_The exercise_
In the entries below, identify every line with the string "https" and copy it.

_Data provided_
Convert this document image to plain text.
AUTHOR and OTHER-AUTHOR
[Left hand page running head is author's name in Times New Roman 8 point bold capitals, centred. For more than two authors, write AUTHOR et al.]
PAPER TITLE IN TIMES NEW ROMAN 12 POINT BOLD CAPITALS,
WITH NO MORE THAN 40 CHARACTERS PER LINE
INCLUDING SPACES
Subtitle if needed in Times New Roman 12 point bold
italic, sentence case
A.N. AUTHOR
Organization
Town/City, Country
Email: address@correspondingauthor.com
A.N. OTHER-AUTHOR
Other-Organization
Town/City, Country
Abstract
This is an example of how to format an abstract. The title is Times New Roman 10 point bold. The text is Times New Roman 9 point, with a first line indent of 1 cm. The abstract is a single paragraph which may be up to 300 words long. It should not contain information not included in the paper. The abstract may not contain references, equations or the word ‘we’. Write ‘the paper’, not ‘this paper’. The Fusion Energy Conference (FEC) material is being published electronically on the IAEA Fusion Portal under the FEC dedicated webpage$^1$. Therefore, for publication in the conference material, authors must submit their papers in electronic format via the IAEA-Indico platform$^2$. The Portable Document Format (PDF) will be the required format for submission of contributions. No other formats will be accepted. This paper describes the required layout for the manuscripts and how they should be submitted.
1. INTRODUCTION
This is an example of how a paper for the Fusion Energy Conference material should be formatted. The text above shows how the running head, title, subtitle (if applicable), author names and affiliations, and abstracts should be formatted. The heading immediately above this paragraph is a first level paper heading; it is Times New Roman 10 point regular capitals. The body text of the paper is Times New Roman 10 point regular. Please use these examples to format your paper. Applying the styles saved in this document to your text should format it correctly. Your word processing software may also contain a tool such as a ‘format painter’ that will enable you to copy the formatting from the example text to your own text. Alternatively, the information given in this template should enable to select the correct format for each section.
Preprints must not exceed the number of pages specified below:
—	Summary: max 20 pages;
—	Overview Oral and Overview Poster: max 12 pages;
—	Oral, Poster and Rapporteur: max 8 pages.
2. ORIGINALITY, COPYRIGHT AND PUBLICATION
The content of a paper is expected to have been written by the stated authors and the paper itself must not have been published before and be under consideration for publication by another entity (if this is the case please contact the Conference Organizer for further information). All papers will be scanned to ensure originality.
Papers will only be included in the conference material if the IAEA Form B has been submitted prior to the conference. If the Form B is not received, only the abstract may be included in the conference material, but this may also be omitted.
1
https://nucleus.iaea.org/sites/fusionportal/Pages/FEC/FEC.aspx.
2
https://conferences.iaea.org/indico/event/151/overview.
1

...

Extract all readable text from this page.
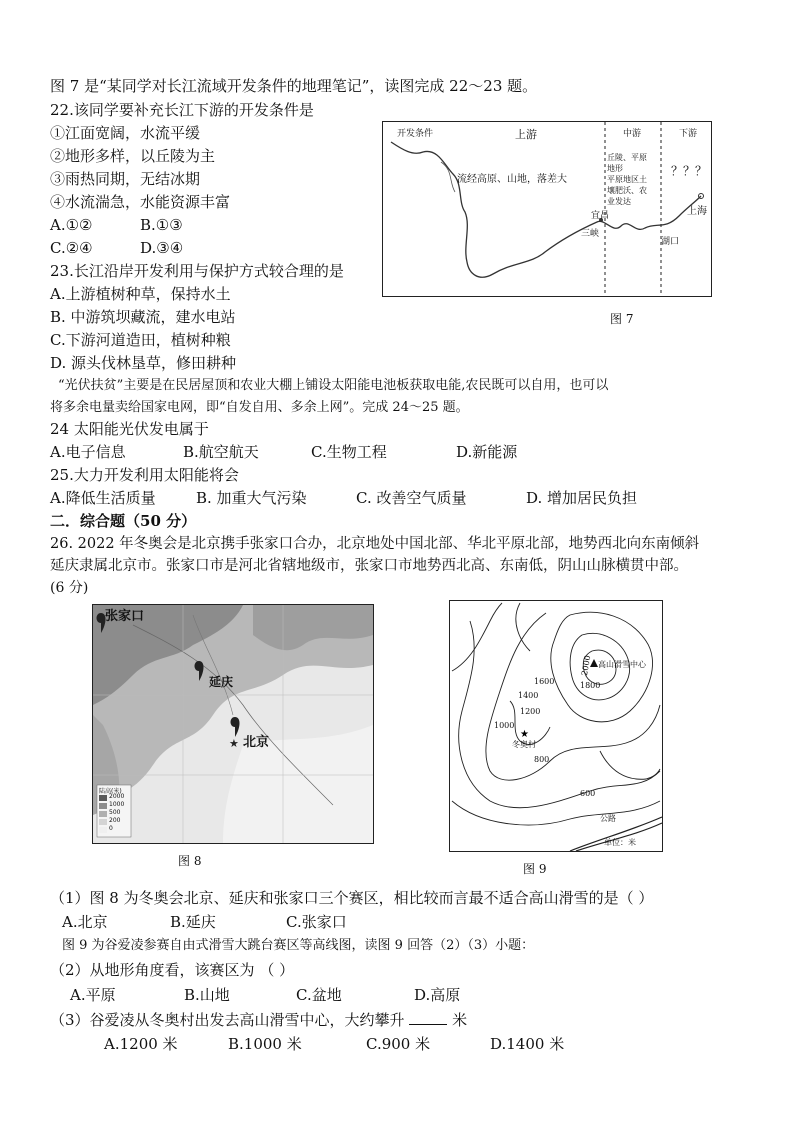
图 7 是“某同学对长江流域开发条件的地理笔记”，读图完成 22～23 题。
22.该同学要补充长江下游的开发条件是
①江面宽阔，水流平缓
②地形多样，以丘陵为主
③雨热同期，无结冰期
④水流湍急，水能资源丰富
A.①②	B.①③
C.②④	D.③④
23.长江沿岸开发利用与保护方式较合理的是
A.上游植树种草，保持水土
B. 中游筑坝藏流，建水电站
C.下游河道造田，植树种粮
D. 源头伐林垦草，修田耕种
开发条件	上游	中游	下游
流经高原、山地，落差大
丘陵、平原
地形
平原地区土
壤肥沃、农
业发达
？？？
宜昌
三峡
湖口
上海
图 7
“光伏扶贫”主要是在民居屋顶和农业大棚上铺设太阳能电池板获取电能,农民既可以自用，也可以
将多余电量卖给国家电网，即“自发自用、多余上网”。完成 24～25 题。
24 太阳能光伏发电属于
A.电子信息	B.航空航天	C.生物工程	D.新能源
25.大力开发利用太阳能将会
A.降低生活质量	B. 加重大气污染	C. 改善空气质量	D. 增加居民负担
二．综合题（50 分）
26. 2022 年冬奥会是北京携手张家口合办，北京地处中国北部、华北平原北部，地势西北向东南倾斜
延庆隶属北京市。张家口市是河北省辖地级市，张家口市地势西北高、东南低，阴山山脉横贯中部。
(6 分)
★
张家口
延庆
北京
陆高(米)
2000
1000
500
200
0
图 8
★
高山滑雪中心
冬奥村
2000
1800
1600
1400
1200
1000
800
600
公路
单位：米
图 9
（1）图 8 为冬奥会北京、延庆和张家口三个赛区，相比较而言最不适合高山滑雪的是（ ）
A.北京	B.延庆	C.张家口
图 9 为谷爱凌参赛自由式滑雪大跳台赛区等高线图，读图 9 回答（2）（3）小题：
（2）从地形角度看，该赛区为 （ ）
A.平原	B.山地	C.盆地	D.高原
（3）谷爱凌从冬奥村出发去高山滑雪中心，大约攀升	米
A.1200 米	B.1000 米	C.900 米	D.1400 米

_Written response_
https://nucleus.iaea.org/sites/fusionportal/Pages/FEC/FEC.aspx.
https://conferences.iaea.org/indico/event/151/overview.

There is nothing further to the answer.